Repeat the listing in full, word for word.

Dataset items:
§ §

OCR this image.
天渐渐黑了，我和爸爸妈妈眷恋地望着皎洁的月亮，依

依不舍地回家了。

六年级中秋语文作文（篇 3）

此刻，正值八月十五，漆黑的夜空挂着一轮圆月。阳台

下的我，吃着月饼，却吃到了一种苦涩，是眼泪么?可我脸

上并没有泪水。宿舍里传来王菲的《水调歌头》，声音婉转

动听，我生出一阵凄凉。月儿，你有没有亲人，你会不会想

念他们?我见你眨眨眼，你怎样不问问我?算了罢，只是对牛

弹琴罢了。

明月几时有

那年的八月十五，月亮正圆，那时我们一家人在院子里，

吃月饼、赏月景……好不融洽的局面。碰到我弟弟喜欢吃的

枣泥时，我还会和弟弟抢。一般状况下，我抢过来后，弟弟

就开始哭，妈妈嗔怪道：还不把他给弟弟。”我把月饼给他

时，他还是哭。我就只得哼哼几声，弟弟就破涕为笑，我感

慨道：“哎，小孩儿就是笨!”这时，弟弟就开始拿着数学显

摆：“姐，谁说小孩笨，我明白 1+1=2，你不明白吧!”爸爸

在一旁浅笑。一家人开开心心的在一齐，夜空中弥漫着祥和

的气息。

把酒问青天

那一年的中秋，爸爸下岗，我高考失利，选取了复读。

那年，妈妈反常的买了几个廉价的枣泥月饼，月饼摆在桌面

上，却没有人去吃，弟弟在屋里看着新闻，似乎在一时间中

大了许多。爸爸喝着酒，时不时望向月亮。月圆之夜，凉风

§ §

**Completed task**
OCR this image.
天渐渐黑了，我和爸爸妈妈眷恋地望着皎洁的月亮，依

依不舍地回家了。

六年级中秋语文作文（篇 3）

此刻，正值八月十五，漆黑的夜空挂着一轮圆月。阳台

下的我，吃着月饼，却吃到了一种苦涩，是眼泪么?可我脸

上并没有泪水。宿舍里传来王菲的《水调歌头》，声音婉转

动听，我生出一阵凄凉。月儿，你有没有亲人，你会不会想

念他们?我见你眨眨眼，你怎样不问问我?算了罢，只是对牛

弹琴罢了。

明月几时有

那年的八月十五，月亮正圆，那时我们一家人在院子里，

吃月饼、赏月景……好不融洽的局面。碰到我弟弟喜欢吃的

枣泥时，我还会和弟弟抢。一般状况下，我抢过来后，弟弟

就开始哭，妈妈嗔怪道：还不把他给弟弟。”我把月饼给他

时，他还是哭。我就只得哼哼几声，弟弟就破涕为笑，我感

慨道：“哎，小孩儿就是笨!”这时，弟弟就开始拿着数学显

摆：“姐，谁说小孩笨，我明白 1+1=2，你不明白吧!”爸爸

在一旁浅笑。一家人开开心心的在一齐，夜空中弥漫着祥和

的气息。

把酒问青天

那一年的中秋，爸爸下岗，我高考失利，选取了复读。

那年，妈妈反常的买了几个廉价的枣泥月饼，月饼摆在桌面

上，却没有人去吃，弟弟在屋里看着新闻，似乎在一时间中

大了许多。爸爸喝着酒，时不时望向月亮。月圆之夜，凉风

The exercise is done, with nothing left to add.